### [WHAT YOU NEED TO DO]
Copy, in full, each line of the material that holds the word "there".

### [DATA FOR THIS TASK]
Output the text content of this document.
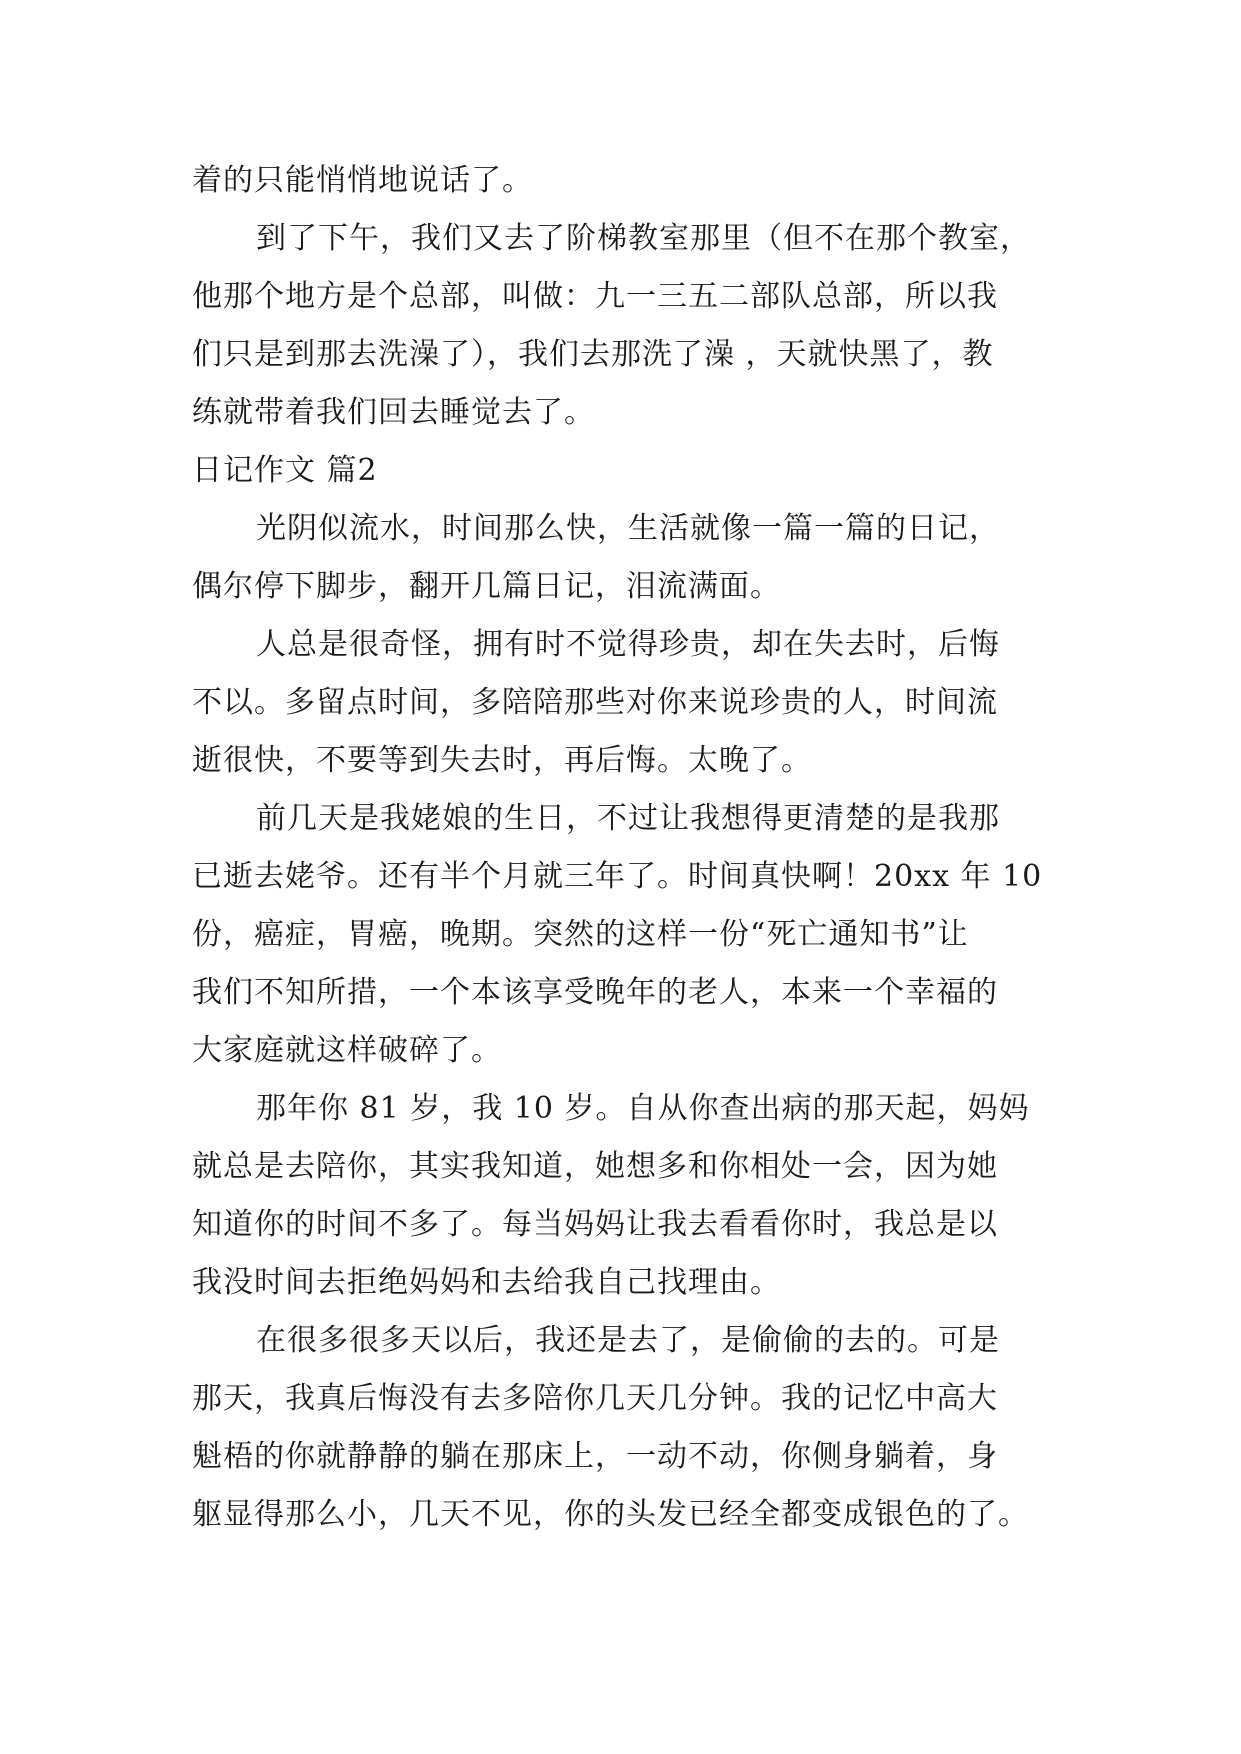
着的只能悄悄地说话了。
到了下午，我们又去了阶梯教室那里（但不在那个教室，
他那个地方是个总部，叫做：九一三五二部队总部，所以我
们只是到那去洗澡了），我们去那洗了澡 ，天就快黑了，教
练就带着我们回去睡觉去了。
日记作文 篇2
光阴似流水，时间那么快，生活就像一篇一篇的日记，
偶尔停下脚步，翻开几篇日记，泪流满面。
人总是很奇怪，拥有时不觉得珍贵，却在失去时，后悔
不以。多留点时间，多陪陪那些对你来说珍贵的人，时间流
逝很快，不要等到失去时，再后悔。太晚了。
前几天是我姥娘的生日，不过让我想得更清楚的是我那
已逝去姥爷。还有半个月就三年了。时间真快啊！20xx 年 10
份，癌症，胃癌，晚期。突然的这样一份“死亡通知书”让
我们不知所措，一个本该享受晚年的老人，本来一个幸福的
大家庭就这样破碎了。
那年你 81 岁，我 10 岁。自从你查出病的那天起，妈妈
就总是去陪你，其实我知道，她想多和你相处一会，因为她
知道你的时间不多了。每当妈妈让我去看看你时，我总是以
我没时间去拒绝妈妈和去给我自己找理由。
在很多很多天以后，我还是去了，是偷偷的去的。可是
那天，我真后悔没有去多陪你几天几分钟。我的记忆中高大
魁梧的你就静静的躺在那床上，一动不动，你侧身躺着，身
躯显得那么小，几天不见，你的头发已经全都变成银色的了。
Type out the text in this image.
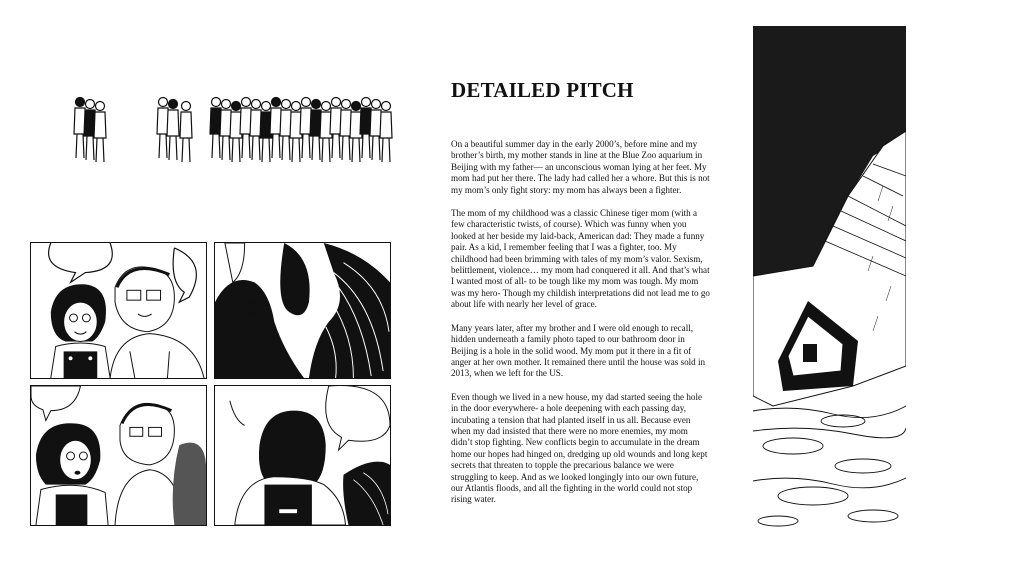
DETAILED PITCH

On a beautiful summer day in the early 2000’s, before mine and my brother’s birth, my mother stands in line at the Blue Zoo aquarium in Beijing with my father— an unconscious woman lying at her feet. My mom had put her there. The lady had called her a whore. But this is not my mom’s only fight story: my mom has always been a fighter.

The mom of my childhood was a classic Chinese tiger mom (with a few characteristic twists, of course). Which was funny when you looked at her beside my laid-back, American dad: They made a funny pair. As a kid, I remember feeling that I was a fighter, too. My childhood had been brimming with tales of my mom’s valor. Sexism, belittlement, violence… my mom had conquered it all. And that’s what I wanted most of all- to be tough like my mom was tough. My mom was my hero- Though my childish interpretations did not lead me to go about life with nearly her level of grace.

Many years later, after my brother and I were old enough to recall, hidden underneath a family photo taped to our bathroom door in Beijing is a hole in the solid wood. My mom put it there in a fit of anger at her own mother. It remained there until the house was sold in 2013, when we left for the US.

Even though we lived in a new house, my dad started seeing the hole in the door everywhere- a hole deepening with each passing day, incubating a tension that had planted itself in us all. Because even when my dad insisted that there were no more enemies, my mom didn’t stop fighting. New conflicts begin to accumulate in the dream home our hopes had hinged on, dredging up old wounds and long kept secrets that threaten to topple the precarious balance we were struggling to keep. And as we looked longingly into our own future, our Atlantis floods, and all the fighting in the world could not stop rising water.
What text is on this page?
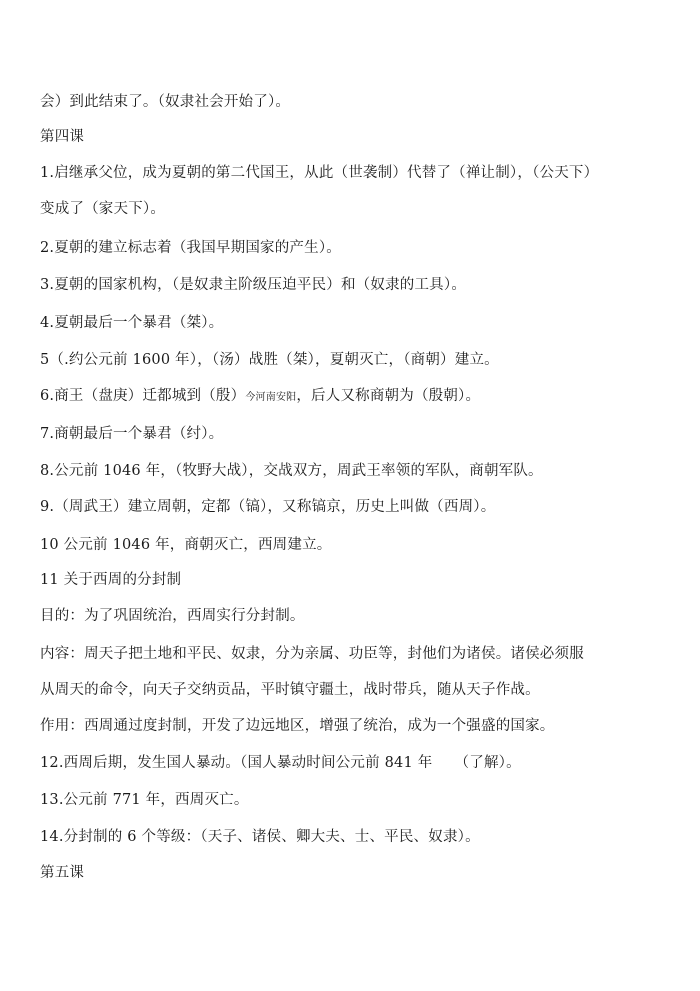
会）到此结束了。（奴隶社会开始了）。
第四课
1.启继承父位，成为夏朝的第二代国王，从此（世袭制）代替了（禅让制），（公天下）
变成了（家天下）。
2.夏朝的建立标志着（我国早期国家的产生）。
3.夏朝的国家机构，（是奴隶主阶级压迫平民）和（奴隶的工具）。
4.夏朝最后一个暴君（桀）。
5（.约公元前 1600 年），（汤）战胜（桀），夏朝灭亡，（商朝）建立。
6.商王（盘庚）迁都城到（殷）今河南安阳，后人又称商朝为（殷朝）。
7.商朝最后一个暴君（纣）。
8.公元前 1046 年，（牧野大战），交战双方，周武王率领的军队，商朝军队。
9.（周武王）建立周朝，定都（镐），又称镐京，历史上叫做（西周）。
10 公元前 1046 年，商朝灭亡，西周建立。
11 关于西周的分封制
目的：为了巩固统治，西周实行分封制。
内容：周天子把土地和平民、奴隶，分为亲属、功臣等，封他们为诸侯。诸侯必须服
从周天的命令，向天子交纳贡品，平时镇守疆土，战时带兵，随从天子作战。
作用：西周通过度封制，开发了边远地区，增强了统治，成为一个强盛的国家。
12.西周后期，发生国人暴动。（国人暴动时间公元前 841 年　　（了解）。
13.公元前 771 年，西周灭亡。
14.分封制的 6 个等级：（天子、诸侯、卿大夫、士、平民、奴隶）。
第五课
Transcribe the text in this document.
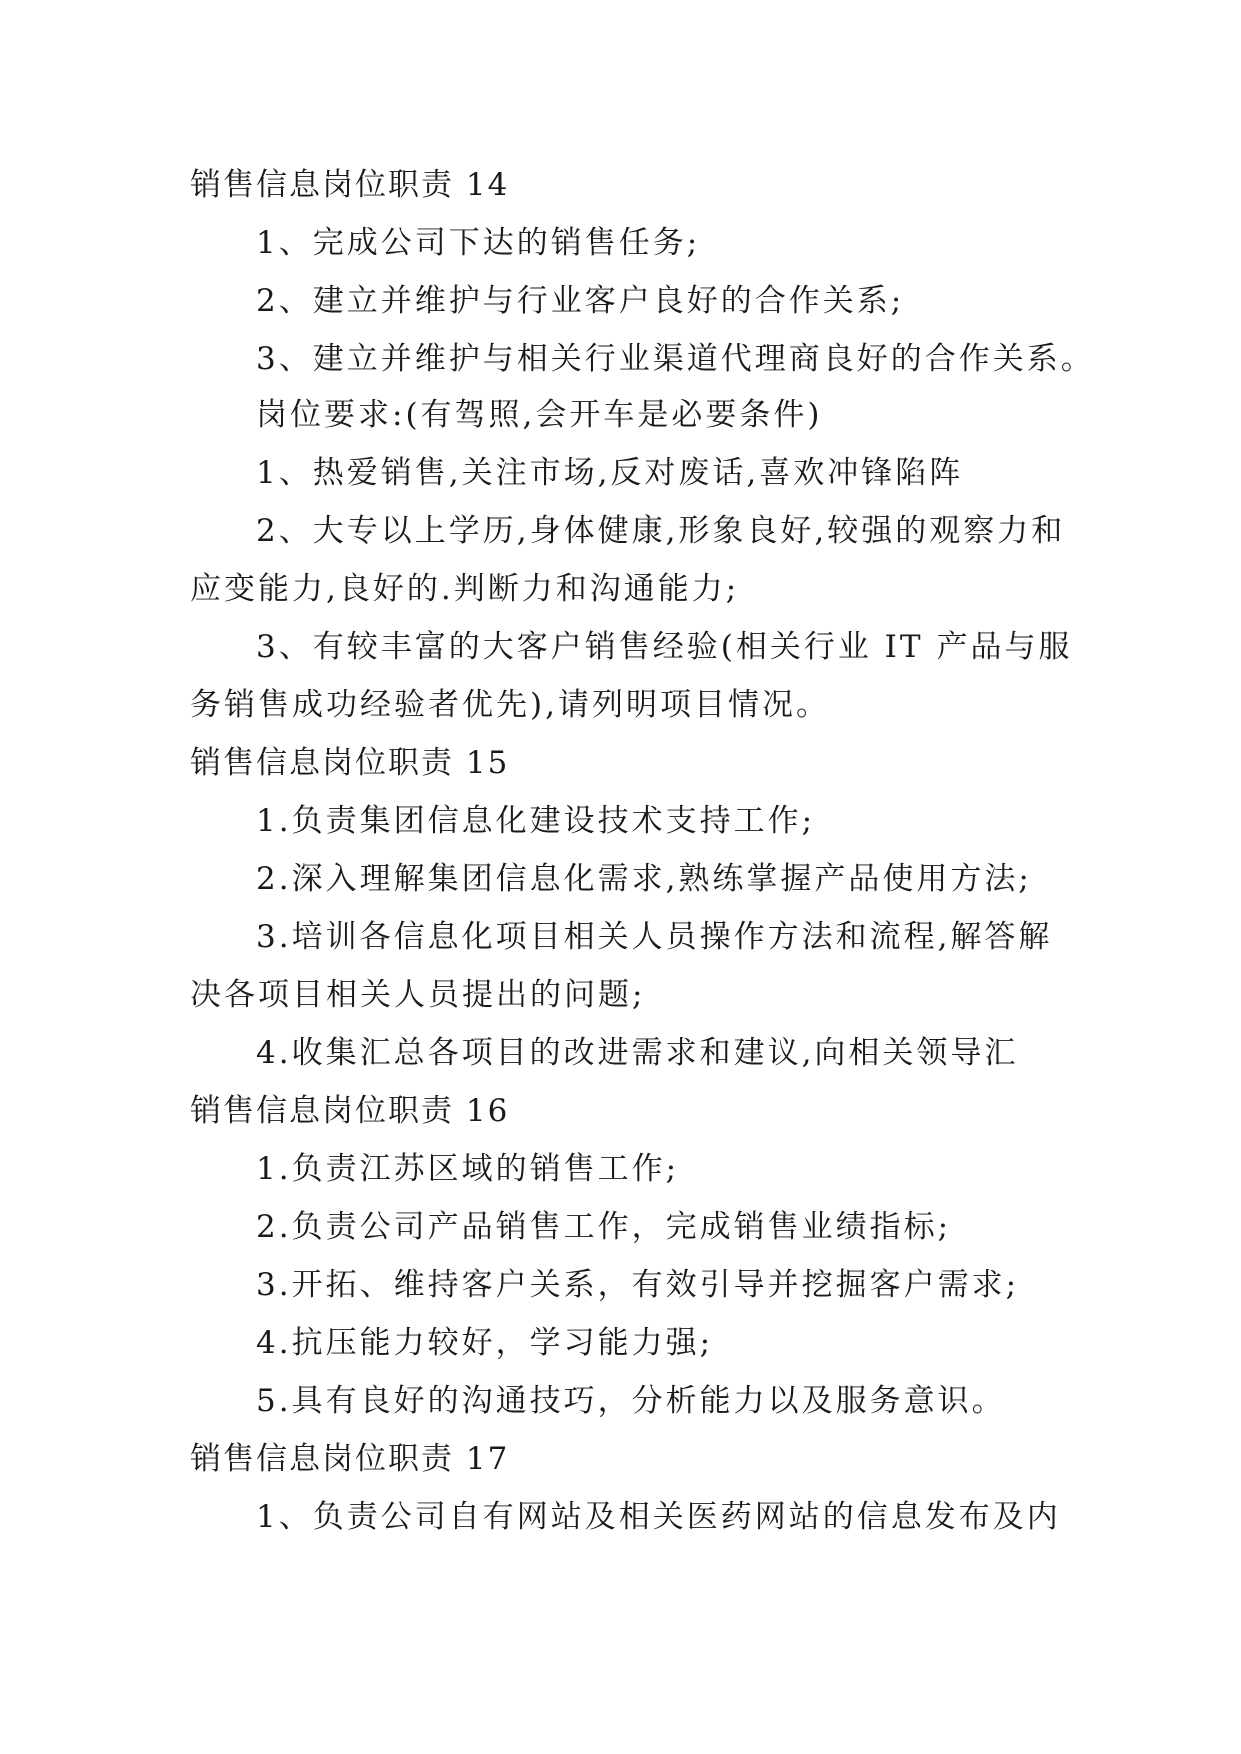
销售信息岗位职责 14
1、完成公司下达的销售任务;
2、建立并维护与行业客户良好的合作关系;
3、建立并维护与相关行业渠道代理商良好的合作关系。
岗位要求:(有驾照,会开车是必要条件)
1、热爱销售,关注市场,反对废话,喜欢冲锋陷阵
2、大专以上学历,身体健康,形象良好,较强的观察力和
应变能力,良好的.判断力和沟通能力;
3、有较丰富的大客户销售经验(相关行业 IT 产品与服
务销售成功经验者优先),请列明项目情况。
销售信息岗位职责 15
1.负责集团信息化建设技术支持工作;
2.深入理解集团信息化需求,熟练掌握产品使用方法;
3.培训各信息化项目相关人员操作方法和流程,解答解
决各项目相关人员提出的问题;
4.收集汇总各项目的改进需求和建议,向相关领导汇
销售信息岗位职责 16
1.负责江苏区域的销售工作;
2.负责公司产品销售工作，完成销售业绩指标;
3.开拓、维持客户关系，有效引导并挖掘客户需求;
4.抗压能力较好，学习能力强;
5.具有良好的沟通技巧，分析能力以及服务意识。
销售信息岗位职责 17
1、负责公司自有网站及相关医药网站的信息发布及内
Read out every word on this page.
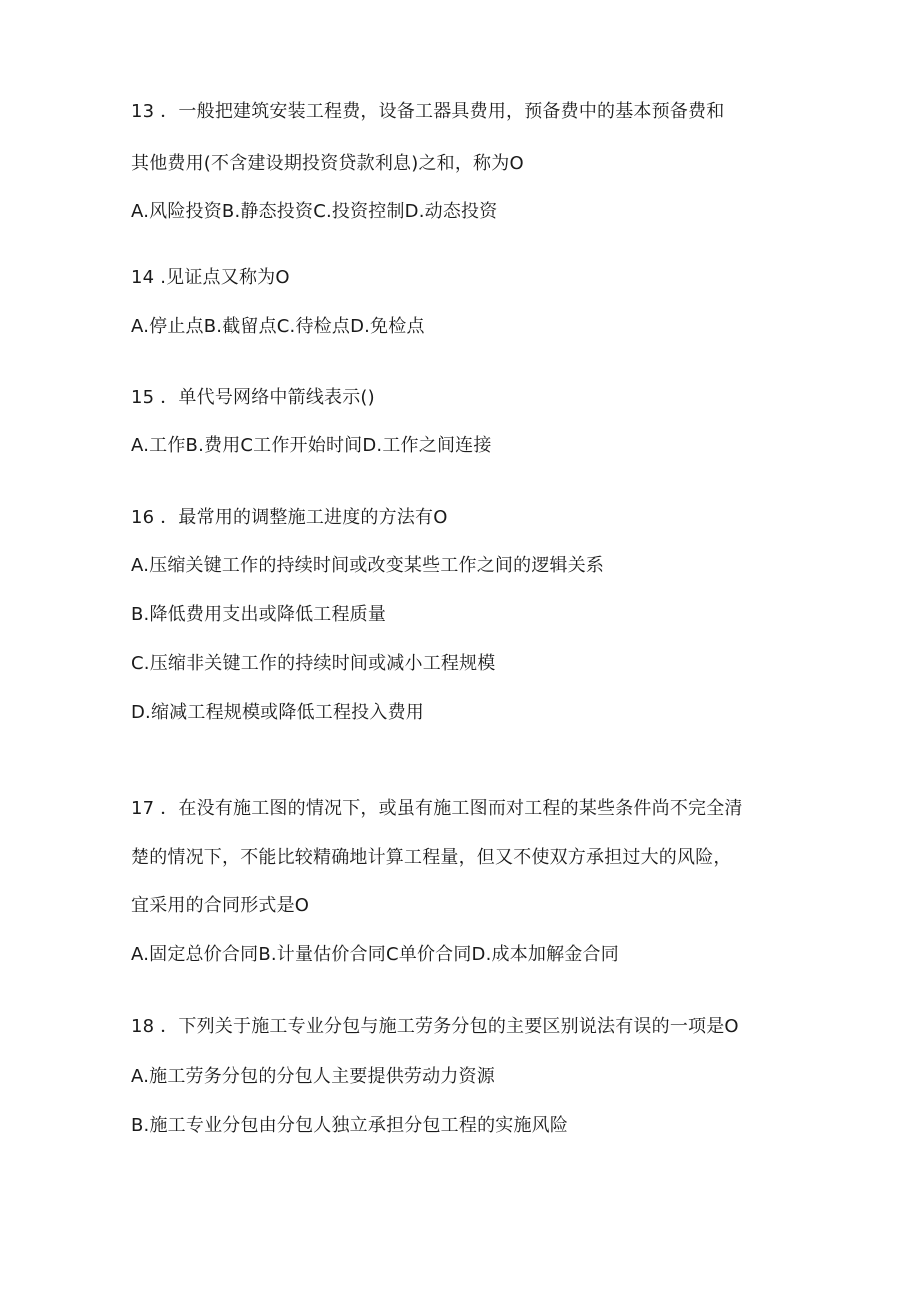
13 ．一般把建筑安装工程费，设备工器具费用，预备费中的基本预备费和
其他费用(不含建设期投资贷款利息)之和，称为O
A.风险投资B.静态投资C.投资控制D.动态投资
14 .见证点又称为O
A.停止点B.截留点C.待检点D.免检点
15 ．单代号网络中箭线表示()
A.工作B.费用C工作开始时间D.工作之间连接
16 ．最常用的调整施工进度的方法有O
A.压缩关键工作的持续时间或改变某些工作之间的逻辑关系
B.降低费用支出或降低工程质量
C.压缩非关键工作的持续时间或减小工程规模
D.缩减工程规模或降低工程投入费用
17 ．在没有施工图的情况下，或虽有施工图而对工程的某些条件尚不完全清
楚的情况下，不能比较精确地计算工程量，但又不使双方承担过大的风险，
宜采用的合同形式是O
A.固定总价合同B.计量估价合同C单价合同D.成本加解金合同
18 ．下列关于施工专业分包与施工劳务分包的主要区别说法有误的一项是O
A.施工劳务分包的分包人主要提供劳动力资源
B.施工专业分包由分包人独立承担分包工程的实施风险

### [EXERCISE ANSWER]
On a beautiful summer day in the early 2000’s, before mine and my brother’s birth, my mother stands in line at the Blue Zoo aquarium in Beijing with my father— an unconscious woman lying at her feet. My mom had put her there. The lady had called her a whore. But this is not my mom’s only fight story: my mom has always been a fighter.
Many years later, after my brother and I were old enough to recall, hidden underneath a family photo taped to our bathroom door in Beijing is a hole in the solid wood. My mom put it there in a fit of anger at her own mother. It remained there until the house was sold in 2013, when we left for the US.
Even though we lived in a new house, my dad started seeing the hole in the door everywhere- a hole deepening with each passing day, incubating a tension that had planted itself in us all. Because even when my dad insisted that there were no more enemies, my mom didn’t stop fighting. New conflicts begin to accumulate in the dream home our hopes had hinged on, dredging up old wounds and long kept secrets that threaten to topple the precarious balance we were struggling to keep. And as we looked longingly into our own future, our Atlantis floods, and all the fighting in the world could not stop rising water.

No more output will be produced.